Task to complete: Print each of the entries exactly, leaving nothing out.

Record set:
--*--
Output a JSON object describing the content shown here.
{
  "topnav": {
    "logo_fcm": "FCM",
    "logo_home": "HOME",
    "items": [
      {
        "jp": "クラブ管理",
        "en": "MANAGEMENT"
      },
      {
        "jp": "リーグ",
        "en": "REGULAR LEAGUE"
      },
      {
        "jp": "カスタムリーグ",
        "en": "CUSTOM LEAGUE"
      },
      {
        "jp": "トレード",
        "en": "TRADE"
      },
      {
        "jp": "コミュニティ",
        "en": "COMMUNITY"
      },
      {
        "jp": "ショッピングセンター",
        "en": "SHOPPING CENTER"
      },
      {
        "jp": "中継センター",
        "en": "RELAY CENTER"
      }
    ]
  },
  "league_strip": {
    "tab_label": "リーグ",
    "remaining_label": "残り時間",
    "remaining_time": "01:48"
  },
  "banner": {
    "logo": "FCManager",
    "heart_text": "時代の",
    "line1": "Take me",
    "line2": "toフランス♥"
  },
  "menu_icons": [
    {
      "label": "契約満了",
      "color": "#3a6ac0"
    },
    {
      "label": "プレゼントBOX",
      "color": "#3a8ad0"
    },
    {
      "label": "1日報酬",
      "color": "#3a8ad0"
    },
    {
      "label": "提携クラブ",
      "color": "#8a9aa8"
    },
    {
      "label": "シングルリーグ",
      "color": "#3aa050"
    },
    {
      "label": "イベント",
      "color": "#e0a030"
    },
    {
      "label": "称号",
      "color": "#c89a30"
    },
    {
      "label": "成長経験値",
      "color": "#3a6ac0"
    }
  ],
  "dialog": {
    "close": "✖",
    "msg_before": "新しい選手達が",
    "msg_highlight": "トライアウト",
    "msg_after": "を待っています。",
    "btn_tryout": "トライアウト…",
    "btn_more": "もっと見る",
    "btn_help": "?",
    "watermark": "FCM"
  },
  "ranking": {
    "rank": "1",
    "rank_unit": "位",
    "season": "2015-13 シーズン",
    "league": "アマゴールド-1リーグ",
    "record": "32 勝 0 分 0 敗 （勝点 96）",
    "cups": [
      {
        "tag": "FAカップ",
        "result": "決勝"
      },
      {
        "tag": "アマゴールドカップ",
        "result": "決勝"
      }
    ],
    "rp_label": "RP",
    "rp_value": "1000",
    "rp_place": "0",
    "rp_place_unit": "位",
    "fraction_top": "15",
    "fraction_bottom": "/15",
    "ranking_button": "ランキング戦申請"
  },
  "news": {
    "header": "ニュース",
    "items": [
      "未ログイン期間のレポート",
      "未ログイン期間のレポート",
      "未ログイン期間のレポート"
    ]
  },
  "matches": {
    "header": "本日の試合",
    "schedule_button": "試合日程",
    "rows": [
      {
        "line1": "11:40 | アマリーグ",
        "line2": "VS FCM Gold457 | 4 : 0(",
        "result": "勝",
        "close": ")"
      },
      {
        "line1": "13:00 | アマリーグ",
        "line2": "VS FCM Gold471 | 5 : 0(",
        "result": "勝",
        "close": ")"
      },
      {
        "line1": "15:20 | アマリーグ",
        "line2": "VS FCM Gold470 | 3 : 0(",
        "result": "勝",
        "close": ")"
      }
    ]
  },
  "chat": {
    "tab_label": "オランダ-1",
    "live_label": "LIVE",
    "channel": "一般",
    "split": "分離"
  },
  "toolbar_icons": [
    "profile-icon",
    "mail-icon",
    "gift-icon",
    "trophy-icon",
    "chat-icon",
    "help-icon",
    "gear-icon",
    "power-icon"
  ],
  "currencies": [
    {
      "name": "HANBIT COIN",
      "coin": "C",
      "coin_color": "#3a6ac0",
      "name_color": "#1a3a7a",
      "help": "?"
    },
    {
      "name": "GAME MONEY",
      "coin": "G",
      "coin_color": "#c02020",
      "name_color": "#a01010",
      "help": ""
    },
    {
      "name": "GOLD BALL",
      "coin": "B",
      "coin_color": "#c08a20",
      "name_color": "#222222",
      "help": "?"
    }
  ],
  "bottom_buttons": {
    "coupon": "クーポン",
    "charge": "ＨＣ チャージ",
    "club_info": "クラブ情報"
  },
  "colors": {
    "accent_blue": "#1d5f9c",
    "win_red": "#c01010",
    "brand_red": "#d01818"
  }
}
--*--
Solution to this task:
Output a JSON object describing the content shown here.
{
  "topnav": {
    "logo_fcm": "FCM",
    "logo_home": "HOME",
    "items": [
      {
        "jp": "クラブ管理",
        "en": "MANAGEMENT"
      },
      {
        "jp": "リーグ",
        "en": "REGULAR LEAGUE"
      },
      {
        "jp": "カスタムリーグ",
        "en": "CUSTOM LEAGUE"
      },
      {
        "jp": "トレード",
        "en": "TRADE"
      },
      {
        "jp": "コミュニティ",
        "en": "COMMUNITY"
      },
      {
        "jp": "ショッピングセンター",
        "en": "SHOPPING CENTER"
      },
      {
        "jp": "中継センター",
        "en": "RELAY CENTER"
      }
    ]
  },
  "league_strip": {
    "tab_label": "リーグ",
    "remaining_label": "残り時間",
    "remaining_time": "01:48"
  },
  "banner": {
    "logo": "FCManager",
    "heart_text": "時代の",
    "line1": "Take me",
    "line2": "toフランス♥"
  },
  "menu_icons": [
    {
      "label": "契約満了",
      "color": "#3a6ac0"
    },
    {
      "label": "プレゼントBOX",
      "color": "#3a8ad0"
    },
    {
      "label": "1日報酬",
      "color": "#3a8ad0"
    },
    {
      "label": "提携クラブ",
      "color": "#8a9aa8"
    },
    {
      "label": "シングルリーグ",
      "color": "#3aa050"
    },
    {
      "label": "イベント",
      "color": "#e0a030"
    },
    {
      "label": "称号",
      "color": "#c89a30"
    },
    {
      "label": "成長経験値",
      "color": "#3a6ac0"
    }
  ],
  "dialog": {
    "close": "✖",
    "msg_before": "新しい選手達が",
    "msg_highlight": "トライアウト",
    "msg_after": "を待っています。",
    "btn_tryout": "トライアウト…",
    "btn_more": "もっと見る",
    "btn_help": "?",
    "watermark": "FCM"
  },
  "ranking": {
    "rank": "1",
    "rank_unit": "位",
    "season": "2015-13 シーズン",
    "league": "アマゴールド-1リーグ",
    "record": "32 勝 0 分 0 敗 （勝点 96）",
    "cups": [
      {
        "tag": "FAカップ",
        "result": "決勝"
      },
      {
        "tag": "アマゴールドカップ",
        "result": "決勝"
      }
    ],
    "rp_label": "RP",
    "rp_value": "1000",
    "rp_place": "0",
    "rp_place_unit": "位",
    "fraction_top": "15",
    "fraction_bottom": "/15",
    "ranking_button": "ランキング戦申請"
  },
  "news": {
    "header": "ニュース",
    "items": [
      "未ログイン期間のレポート",
      "未ログイン期間のレポート",
      "未ログイン期間のレポート"
    ]
  },
  "matches": {
    "header": "本日の試合",
    "schedule_button": "試合日程",
    "rows": [
      {
        "line1": "11:40 | アマリーグ",
        "line2": "VS FCM Gold457 | 4 : 0(",
        "result": "勝",
        "close": ")"
      },
      {
        "line1": "13:00 | アマリーグ",
        "line2": "VS FCM Gold471 | 5 : 0(",
        "result": "勝",
        "close": ")"
      },
      {
        "line1": "15:20 | アマリーグ",
        "line2": "VS FCM Gold470 | 3 : 0(",
        "result": "勝",
        "close": ")"
      }
    ]
  },
  "chat": {
    "tab_label": "オランダ-1",
    "live_label": "LIVE",
    "channel": "一般",
    "split": "分離"
  },
  "toolbar_icons": [
    "profile-icon",
    "mail-icon",
    "gift-icon",
    "trophy-icon",
    "chat-icon",
    "help-icon",
    "gear-icon",
    "power-icon"
  ],
  "currencies": [
    {
      "name": "HANBIT COIN",
      "coin": "C",
      "coin_color": "#3a6ac0",
      "name_color": "#1a3a7a",
      "help": "?"
    },
    {
      "name": "GAME MONEY",
      "coin": "G",
      "coin_color": "#c02020",
      "name_color": "#a01010",
      "help": ""
    },
    {
      "name": "GOLD BALL",
      "coin": "B",
      "coin_color": "#c08a20",
      "name_color": "#222222",
      "help": "?"
    }
  ],
  "bottom_buttons": {
    "coupon": "クーポン",
    "charge": "ＨＣ チャージ",
    "club_info": "クラブ情報"
  },
  "colors": {
    "accent_blue": "#1d5f9c",
    "win_red": "#c01010",
    "brand_red": "#d01818"
  }
}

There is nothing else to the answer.